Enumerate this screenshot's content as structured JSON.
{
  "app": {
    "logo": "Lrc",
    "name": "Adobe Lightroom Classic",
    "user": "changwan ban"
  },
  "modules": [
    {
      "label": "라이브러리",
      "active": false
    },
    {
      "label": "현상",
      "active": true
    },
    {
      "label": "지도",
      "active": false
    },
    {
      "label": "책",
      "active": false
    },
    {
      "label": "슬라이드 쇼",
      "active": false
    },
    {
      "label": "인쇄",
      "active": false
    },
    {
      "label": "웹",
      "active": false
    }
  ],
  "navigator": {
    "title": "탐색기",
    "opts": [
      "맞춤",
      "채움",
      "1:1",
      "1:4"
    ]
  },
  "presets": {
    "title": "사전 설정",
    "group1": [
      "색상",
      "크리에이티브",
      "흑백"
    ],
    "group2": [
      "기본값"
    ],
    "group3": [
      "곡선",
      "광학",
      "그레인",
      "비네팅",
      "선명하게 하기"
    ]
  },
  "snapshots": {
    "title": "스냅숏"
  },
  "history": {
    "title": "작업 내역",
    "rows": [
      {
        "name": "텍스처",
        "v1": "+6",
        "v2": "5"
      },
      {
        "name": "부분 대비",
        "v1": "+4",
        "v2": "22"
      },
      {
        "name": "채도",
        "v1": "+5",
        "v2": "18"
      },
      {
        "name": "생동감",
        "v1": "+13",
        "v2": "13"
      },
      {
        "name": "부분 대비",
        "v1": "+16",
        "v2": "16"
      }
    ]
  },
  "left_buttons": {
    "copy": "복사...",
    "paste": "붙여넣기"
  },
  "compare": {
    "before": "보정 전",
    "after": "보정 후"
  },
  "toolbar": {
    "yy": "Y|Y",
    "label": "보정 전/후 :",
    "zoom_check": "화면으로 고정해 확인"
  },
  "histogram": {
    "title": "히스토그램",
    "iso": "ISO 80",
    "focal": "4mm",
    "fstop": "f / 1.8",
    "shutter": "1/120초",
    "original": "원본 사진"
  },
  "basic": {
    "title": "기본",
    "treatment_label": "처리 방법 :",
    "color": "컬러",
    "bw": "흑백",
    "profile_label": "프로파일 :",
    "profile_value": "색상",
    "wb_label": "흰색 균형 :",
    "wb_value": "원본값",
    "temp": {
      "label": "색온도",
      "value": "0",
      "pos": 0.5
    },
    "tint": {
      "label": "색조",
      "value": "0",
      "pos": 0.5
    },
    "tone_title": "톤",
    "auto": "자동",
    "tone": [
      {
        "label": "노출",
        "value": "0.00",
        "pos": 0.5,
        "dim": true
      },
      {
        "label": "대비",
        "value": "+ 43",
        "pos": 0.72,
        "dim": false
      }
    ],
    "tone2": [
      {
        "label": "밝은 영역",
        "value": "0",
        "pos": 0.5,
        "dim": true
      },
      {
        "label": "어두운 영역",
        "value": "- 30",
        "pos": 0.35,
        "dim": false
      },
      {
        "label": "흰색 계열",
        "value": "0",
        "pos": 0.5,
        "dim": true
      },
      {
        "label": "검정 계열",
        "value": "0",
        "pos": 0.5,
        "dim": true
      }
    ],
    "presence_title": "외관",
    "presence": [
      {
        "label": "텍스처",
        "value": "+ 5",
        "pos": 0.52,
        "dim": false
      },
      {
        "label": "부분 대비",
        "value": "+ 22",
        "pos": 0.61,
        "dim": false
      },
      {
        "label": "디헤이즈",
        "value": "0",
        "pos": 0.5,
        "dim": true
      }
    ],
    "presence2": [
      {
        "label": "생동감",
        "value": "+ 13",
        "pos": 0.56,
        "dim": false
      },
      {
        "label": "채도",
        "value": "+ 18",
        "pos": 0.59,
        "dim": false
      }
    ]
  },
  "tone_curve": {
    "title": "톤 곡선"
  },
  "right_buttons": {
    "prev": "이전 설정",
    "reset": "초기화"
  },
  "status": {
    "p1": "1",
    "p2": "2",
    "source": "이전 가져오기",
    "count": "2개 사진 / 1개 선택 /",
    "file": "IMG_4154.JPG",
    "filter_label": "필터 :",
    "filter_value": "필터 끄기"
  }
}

→ **REQUIREMENTS**: Repeat the material above in full, exactly as it stands.

→ **ANSWER TO THIS EXERCISE**:
Enumerate this screenshot's content as structured JSON.
{
  "app": {
    "logo": "Lrc",
    "name": "Adobe Lightroom Classic",
    "user": "changwan ban"
  },
  "modules": [
    {
      "label": "라이브러리",
      "active": false
    },
    {
      "label": "현상",
      "active": true
    },
    {
      "label": "지도",
      "active": false
    },
    {
      "label": "책",
      "active": false
    },
    {
      "label": "슬라이드 쇼",
      "active": false
    },
    {
      "label": "인쇄",
      "active": false
    },
    {
      "label": "웹",
      "active": false
    }
  ],
  "navigator": {
    "title": "탐색기",
    "opts": [
      "맞춤",
      "채움",
      "1:1",
      "1:4"
    ]
  },
  "presets": {
    "title": "사전 설정",
    "group1": [
      "색상",
      "크리에이티브",
      "흑백"
    ],
    "group2": [
      "기본값"
    ],
    "group3": [
      "곡선",
      "광학",
      "그레인",
      "비네팅",
      "선명하게 하기"
    ]
  },
  "snapshots": {
    "title": "스냅숏"
  },
  "history": {
    "title": "작업 내역",
    "rows": [
      {
        "name": "텍스처",
        "v1": "+6",
        "v2": "5"
      },
      {
        "name": "부분 대비",
        "v1": "+4",
        "v2": "22"
      },
      {
        "name": "채도",
        "v1": "+5",
        "v2": "18"
      },
      {
        "name": "생동감",
        "v1": "+13",
        "v2": "13"
      },
      {
        "name": "부분 대비",
        "v1": "+16",
        "v2": "16"
      }
    ]
  },
  "left_buttons": {
    "copy": "복사...",
    "paste": "붙여넣기"
  },
  "compare": {
    "before": "보정 전",
    "after": "보정 후"
  },
  "toolbar": {
    "yy": "Y|Y",
    "label": "보정 전/후 :",
    "zoom_check": "화면으로 고정해 확인"
  },
  "histogram": {
    "title": "히스토그램",
    "iso": "ISO 80",
    "focal": "4mm",
    "fstop": "f / 1.8",
    "shutter": "1/120초",
    "original": "원본 사진"
  },
  "basic": {
    "title": "기본",
    "treatment_label": "처리 방법 :",
    "color": "컬러",
    "bw": "흑백",
    "profile_label": "프로파일 :",
    "profile_value": "색상",
    "wb_label": "흰색 균형 :",
    "wb_value": "원본값",
    "temp": {
      "label": "색온도",
      "value": "0",
      "pos": 0.5
    },
    "tint": {
      "label": "색조",
      "value": "0",
      "pos": 0.5
    },
    "tone_title": "톤",
    "auto": "자동",
    "tone": [
      {
        "label": "노출",
        "value": "0.00",
        "pos": 0.5,
        "dim": true
      },
      {
        "label": "대비",
        "value": "+ 43",
        "pos": 0.72,
        "dim": false
      }
    ],
    "tone2": [
      {
        "label": "밝은 영역",
        "value": "0",
        "pos": 0.5,
        "dim": true
      },
      {
        "label": "어두운 영역",
        "value": "- 30",
        "pos": 0.35,
        "dim": false
      },
      {
        "label": "흰색 계열",
        "value": "0",
        "pos": 0.5,
        "dim": true
      },
      {
        "label": "검정 계열",
        "value": "0",
        "pos": 0.5,
        "dim": true
      }
    ],
    "presence_title": "외관",
    "presence": [
      {
        "label": "텍스처",
        "value": "+ 5",
        "pos": 0.52,
        "dim": false
      },
      {
        "label": "부분 대비",
        "value": "+ 22",
        "pos": 0.61,
        "dim": false
      },
      {
        "label": "디헤이즈",
        "value": "0",
        "pos": 0.5,
        "dim": true
      }
    ],
    "presence2": [
      {
        "label": "생동감",
        "value": "+ 13",
        "pos": 0.56,
        "dim": false
      },
      {
        "label": "채도",
        "value": "+ 18",
        "pos": 0.59,
        "dim": false
      }
    ]
  },
  "tone_curve": {
    "title": "톤 곡선"
  },
  "right_buttons": {
    "prev": "이전 설정",
    "reset": "초기화"
  },
  "status": {
    "p1": "1",
    "p2": "2",
    "source": "이전 가져오기",
    "count": "2개 사진 / 1개 선택 /",
    "file": "IMG_4154.JPG",
    "filter_label": "필터 :",
    "filter_value": "필터 끄기"
  }
}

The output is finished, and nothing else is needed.